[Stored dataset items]
★ ★ ★

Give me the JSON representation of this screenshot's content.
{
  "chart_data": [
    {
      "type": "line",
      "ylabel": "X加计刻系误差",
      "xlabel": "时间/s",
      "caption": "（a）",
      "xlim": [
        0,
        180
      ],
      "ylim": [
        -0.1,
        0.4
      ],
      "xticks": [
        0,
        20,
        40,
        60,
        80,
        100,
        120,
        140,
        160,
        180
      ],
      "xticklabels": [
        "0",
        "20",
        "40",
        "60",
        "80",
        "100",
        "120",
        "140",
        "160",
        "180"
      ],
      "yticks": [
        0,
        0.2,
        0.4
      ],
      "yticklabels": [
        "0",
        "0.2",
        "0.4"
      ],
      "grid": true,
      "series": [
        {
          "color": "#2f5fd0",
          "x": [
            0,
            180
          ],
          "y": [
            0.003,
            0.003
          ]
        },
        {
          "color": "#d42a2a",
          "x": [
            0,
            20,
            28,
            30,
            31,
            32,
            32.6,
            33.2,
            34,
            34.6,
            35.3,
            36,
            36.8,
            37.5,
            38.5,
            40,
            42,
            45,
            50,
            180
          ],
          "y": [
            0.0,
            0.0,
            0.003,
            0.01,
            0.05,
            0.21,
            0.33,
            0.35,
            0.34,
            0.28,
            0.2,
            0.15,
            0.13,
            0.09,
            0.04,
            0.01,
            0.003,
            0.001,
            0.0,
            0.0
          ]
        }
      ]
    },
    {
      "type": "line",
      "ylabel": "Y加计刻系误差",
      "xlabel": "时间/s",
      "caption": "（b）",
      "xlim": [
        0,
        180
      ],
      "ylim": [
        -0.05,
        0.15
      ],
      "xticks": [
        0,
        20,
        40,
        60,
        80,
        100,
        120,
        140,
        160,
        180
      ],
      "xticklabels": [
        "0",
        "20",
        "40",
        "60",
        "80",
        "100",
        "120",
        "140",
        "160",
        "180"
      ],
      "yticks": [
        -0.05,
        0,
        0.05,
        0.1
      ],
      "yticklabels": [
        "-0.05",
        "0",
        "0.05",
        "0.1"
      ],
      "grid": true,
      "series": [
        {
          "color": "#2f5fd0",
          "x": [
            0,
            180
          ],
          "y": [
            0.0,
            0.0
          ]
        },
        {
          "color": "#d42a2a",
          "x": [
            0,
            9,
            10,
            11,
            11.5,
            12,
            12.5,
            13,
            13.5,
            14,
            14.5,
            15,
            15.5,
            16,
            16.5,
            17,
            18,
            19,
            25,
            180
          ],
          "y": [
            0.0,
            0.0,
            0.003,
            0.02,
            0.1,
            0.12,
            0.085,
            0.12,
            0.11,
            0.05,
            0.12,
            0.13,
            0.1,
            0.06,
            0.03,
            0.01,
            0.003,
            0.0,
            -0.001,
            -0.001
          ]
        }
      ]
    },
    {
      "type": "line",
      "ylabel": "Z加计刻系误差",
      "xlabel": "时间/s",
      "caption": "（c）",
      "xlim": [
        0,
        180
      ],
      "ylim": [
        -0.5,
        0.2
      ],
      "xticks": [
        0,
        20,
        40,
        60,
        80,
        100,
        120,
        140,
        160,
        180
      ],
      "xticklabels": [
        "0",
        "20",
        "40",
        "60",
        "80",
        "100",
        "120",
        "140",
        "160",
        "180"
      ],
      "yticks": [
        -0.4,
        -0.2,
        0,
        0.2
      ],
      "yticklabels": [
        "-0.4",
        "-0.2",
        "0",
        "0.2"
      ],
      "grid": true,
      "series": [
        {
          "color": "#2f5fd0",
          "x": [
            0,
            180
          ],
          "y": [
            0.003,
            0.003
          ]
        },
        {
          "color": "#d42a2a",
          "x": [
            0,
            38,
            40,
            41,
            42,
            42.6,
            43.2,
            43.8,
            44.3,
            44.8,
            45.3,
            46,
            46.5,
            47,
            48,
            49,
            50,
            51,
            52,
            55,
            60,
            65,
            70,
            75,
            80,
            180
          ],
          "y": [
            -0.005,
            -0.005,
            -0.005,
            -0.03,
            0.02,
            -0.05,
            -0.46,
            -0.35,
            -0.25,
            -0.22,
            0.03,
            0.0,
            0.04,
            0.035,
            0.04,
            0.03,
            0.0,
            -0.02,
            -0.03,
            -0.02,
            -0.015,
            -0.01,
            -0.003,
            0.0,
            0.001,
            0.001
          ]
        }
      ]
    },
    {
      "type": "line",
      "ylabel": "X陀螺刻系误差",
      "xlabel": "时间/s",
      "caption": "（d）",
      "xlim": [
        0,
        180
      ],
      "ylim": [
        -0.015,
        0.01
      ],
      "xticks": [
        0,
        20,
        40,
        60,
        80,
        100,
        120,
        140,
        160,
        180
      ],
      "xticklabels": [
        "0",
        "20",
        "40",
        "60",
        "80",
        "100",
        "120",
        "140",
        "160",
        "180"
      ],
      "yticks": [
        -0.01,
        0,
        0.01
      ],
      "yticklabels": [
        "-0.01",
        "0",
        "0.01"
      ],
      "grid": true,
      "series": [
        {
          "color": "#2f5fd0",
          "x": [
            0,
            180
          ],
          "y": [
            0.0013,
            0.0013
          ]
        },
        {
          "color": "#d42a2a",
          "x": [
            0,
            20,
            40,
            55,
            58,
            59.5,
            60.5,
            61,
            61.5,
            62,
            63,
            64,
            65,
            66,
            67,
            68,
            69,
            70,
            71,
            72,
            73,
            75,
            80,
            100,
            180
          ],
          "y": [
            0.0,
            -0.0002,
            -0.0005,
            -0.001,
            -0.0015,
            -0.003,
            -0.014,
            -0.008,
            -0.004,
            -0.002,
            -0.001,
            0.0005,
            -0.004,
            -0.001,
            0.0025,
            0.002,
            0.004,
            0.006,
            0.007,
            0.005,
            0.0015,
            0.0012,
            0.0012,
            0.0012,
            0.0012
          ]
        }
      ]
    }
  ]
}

★ ★ ★

*Aim*
Print the records above in full, exactly.

*Finished exercise*
Give me the JSON representation of this screenshot's content.
{
  "chart_data": [
    {
      "type": "line",
      "ylabel": "X加计刻系误差",
      "xlabel": "时间/s",
      "caption": "（a）",
      "xlim": [
        0,
        180
      ],
      "ylim": [
        -0.1,
        0.4
      ],
      "xticks": [
        0,
        20,
        40,
        60,
        80,
        100,
        120,
        140,
        160,
        180
      ],
      "xticklabels": [
        "0",
        "20",
        "40",
        "60",
        "80",
        "100",
        "120",
        "140",
        "160",
        "180"
      ],
      "yticks": [
        0,
        0.2,
        0.4
      ],
      "yticklabels": [
        "0",
        "0.2",
        "0.4"
      ],
      "grid": true,
      "series": [
        {
          "color": "#2f5fd0",
          "x": [
            0,
            180
          ],
          "y": [
            0.003,
            0.003
          ]
        },
        {
          "color": "#d42a2a",
          "x": [
            0,
            20,
            28,
            30,
            31,
            32,
            32.6,
            33.2,
            34,
            34.6,
            35.3,
            36,
            36.8,
            37.5,
            38.5,
            40,
            42,
            45,
            50,
            180
          ],
          "y": [
            0.0,
            0.0,
            0.003,
            0.01,
            0.05,
            0.21,
            0.33,
            0.35,
            0.34,
            0.28,
            0.2,
            0.15,
            0.13,
            0.09,
            0.04,
            0.01,
            0.003,
            0.001,
            0.0,
            0.0
          ]
        }
      ]
    },
    {
      "type": "line",
      "ylabel": "Y加计刻系误差",
      "xlabel": "时间/s",
      "caption": "（b）",
      "xlim": [
        0,
        180
      ],
      "ylim": [
        -0.05,
        0.15
      ],
      "xticks": [
        0,
        20,
        40,
        60,
        80,
        100,
        120,
        140,
        160,
        180
      ],
      "xticklabels": [
        "0",
        "20",
        "40",
        "60",
        "80",
        "100",
        "120",
        "140",
        "160",
        "180"
      ],
      "yticks": [
        -0.05,
        0,
        0.05,
        0.1
      ],
      "yticklabels": [
        "-0.05",
        "0",
        "0.05",
        "0.1"
      ],
      "grid": true,
      "series": [
        {
          "color": "#2f5fd0",
          "x": [
            0,
            180
          ],
          "y": [
            0.0,
            0.0
          ]
        },
        {
          "color": "#d42a2a",
          "x": [
            0,
            9,
            10,
            11,
            11.5,
            12,
            12.5,
            13,
            13.5,
            14,
            14.5,
            15,
            15.5,
            16,
            16.5,
            17,
            18,
            19,
            25,
            180
          ],
          "y": [
            0.0,
            0.0,
            0.003,
            0.02,
            0.1,
            0.12,
            0.085,
            0.12,
            0.11,
            0.05,
            0.12,
            0.13,
            0.1,
            0.06,
            0.03,
            0.01,
            0.003,
            0.0,
            -0.001,
            -0.001
          ]
        }
      ]
    },
    {
      "type": "line",
      "ylabel": "Z加计刻系误差",
      "xlabel": "时间/s",
      "caption": "（c）",
      "xlim": [
        0,
        180
      ],
      "ylim": [
        -0.5,
        0.2
      ],
      "xticks": [
        0,
        20,
        40,
        60,
        80,
        100,
        120,
        140,
        160,
        180
      ],
      "xticklabels": [
        "0",
        "20",
        "40",
        "60",
        "80",
        "100",
        "120",
        "140",
        "160",
        "180"
      ],
      "yticks": [
        -0.4,
        -0.2,
        0,
        0.2
      ],
      "yticklabels": [
        "-0.4",
        "-0.2",
        "0",
        "0.2"
      ],
      "grid": true,
      "series": [
        {
          "color": "#2f5fd0",
          "x": [
            0,
            180
          ],
          "y": [
            0.003,
            0.003
          ]
        },
        {
          "color": "#d42a2a",
          "x": [
            0,
            38,
            40,
            41,
            42,
            42.6,
            43.2,
            43.8,
            44.3,
            44.8,
            45.3,
            46,
            46.5,
            47,
            48,
            49,
            50,
            51,
            52,
            55,
            60,
            65,
            70,
            75,
            80,
            180
          ],
          "y": [
            -0.005,
            -0.005,
            -0.005,
            -0.03,
            0.02,
            -0.05,
            -0.46,
            -0.35,
            -0.25,
            -0.22,
            0.03,
            0.0,
            0.04,
            0.035,
            0.04,
            0.03,
            0.0,
            -0.02,
            -0.03,
            -0.02,
            -0.015,
            -0.01,
            -0.003,
            0.0,
            0.001,
            0.001
          ]
        }
      ]
    },
    {
      "type": "line",
      "ylabel": "X陀螺刻系误差",
      "xlabel": "时间/s",
      "caption": "（d）",
      "xlim": [
        0,
        180
      ],
      "ylim": [
        -0.015,
        0.01
      ],
      "xticks": [
        0,
        20,
        40,
        60,
        80,
        100,
        120,
        140,
        160,
        180
      ],
      "xticklabels": [
        "0",
        "20",
        "40",
        "60",
        "80",
        "100",
        "120",
        "140",
        "160",
        "180"
      ],
      "yticks": [
        -0.01,
        0,
        0.01
      ],
      "yticklabels": [
        "-0.01",
        "0",
        "0.01"
      ],
      "grid": true,
      "series": [
        {
          "color": "#2f5fd0",
          "x": [
            0,
            180
          ],
          "y": [
            0.0013,
            0.0013
          ]
        },
        {
          "color": "#d42a2a",
          "x": [
            0,
            20,
            40,
            55,
            58,
            59.5,
            60.5,
            61,
            61.5,
            62,
            63,
            64,
            65,
            66,
            67,
            68,
            69,
            70,
            71,
            72,
            73,
            75,
            80,
            100,
            180
          ],
          "y": [
            0.0,
            -0.0002,
            -0.0005,
            -0.001,
            -0.0015,
            -0.003,
            -0.014,
            -0.008,
            -0.004,
            -0.002,
            -0.001,
            0.0005,
            -0.004,
            -0.001,
            0.0025,
            0.002,
            0.004,
            0.006,
            0.007,
            0.005,
            0.0015,
            0.0012,
            0.0012,
            0.0012,
            0.0012
          ]
        }
      ]
    }
  ]
}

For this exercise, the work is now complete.